____ RECORDS FOR THE EXERCISE

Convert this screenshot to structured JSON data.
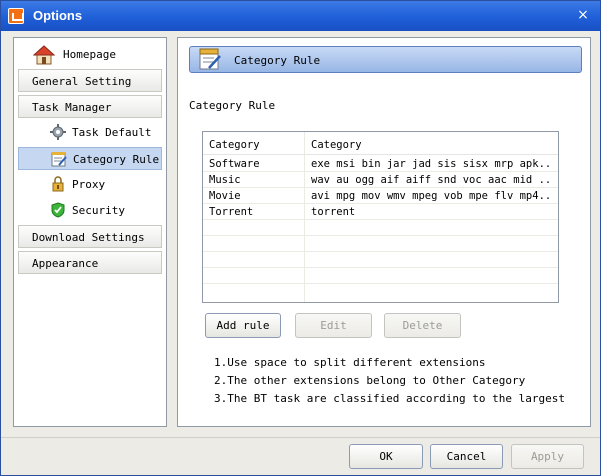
{
  "window": {
    "title": "Options",
    "close_symbol": "×"
  },
  "sidebar": {
    "homepage": "Homepage",
    "general_setting": "General Setting",
    "task_manager": "Task Manager",
    "task_default": "Task Default",
    "category_rule": "Category Rule",
    "proxy": "Proxy",
    "security": "Security",
    "download_settings": "Download Settings",
    "appearance": "Appearance"
  },
  "content": {
    "banner_title": "Category Rule",
    "section_label": "Category Rule",
    "table": {
      "headers": [
        "Category",
        "Category"
      ],
      "rows": [
        [
          "Software",
          "exe msi bin jar jad sis sisx mrp apk..."
        ],
        [
          "Music",
          "wav au ogg aif aiff snd voc aac mid ..."
        ],
        [
          "Movie",
          "avi mpg mov wmv mpeg vob mpe flv mp4..."
        ],
        [
          "Torrent",
          "torrent"
        ]
      ]
    },
    "buttons": {
      "add_rule": "Add rule",
      "edit": "Edit",
      "delete": "Delete"
    },
    "notes": [
      "1.Use space to split different extensions",
      "2.The other extensions belong to Other Category",
      "3.The BT task are classified according to the largest"
    ]
  },
  "footer": {
    "ok": "OK",
    "cancel": "Cancel",
    "apply": "Apply"
  },
  "colors": {
    "titlebar": "#1f5fd8",
    "selected": "#c5d7f1",
    "banner": "#97b6e6"
  }
}
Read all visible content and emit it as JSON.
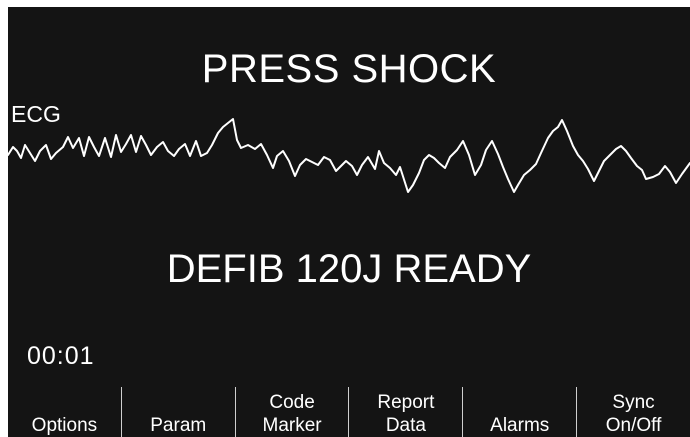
{
  "monitor": {
    "prompt": "PRESS SHOCK",
    "status": "DEFIB 120J READY",
    "elapsed_time": "00:01"
  },
  "ecg": {
    "label": "ECG",
    "trace_color": "#ffffff"
  },
  "colors": {
    "screen_background": "#141414",
    "text": "#ffffff"
  },
  "softkeys": [
    {
      "line1": "",
      "line2": "Options"
    },
    {
      "line1": "",
      "line2": "Param"
    },
    {
      "line1": "Code",
      "line2": "Marker"
    },
    {
      "line1": "Report",
      "line2": "Data"
    },
    {
      "line1": "",
      "line2": "Alarms"
    },
    {
      "line1": "Sync",
      "line2": "On/Off"
    }
  ]
}
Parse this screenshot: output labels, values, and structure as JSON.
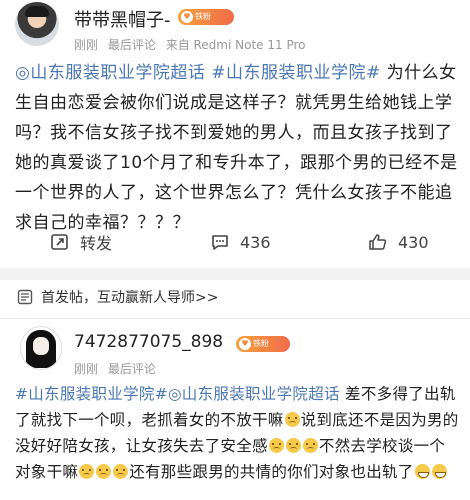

________

■ **DIRECTION**
Go through the records above, find every line with the word "content", and list those lines.

■ **WRITTEN ANSWER**
  "content": {
Read all visible content and emit it as JSON.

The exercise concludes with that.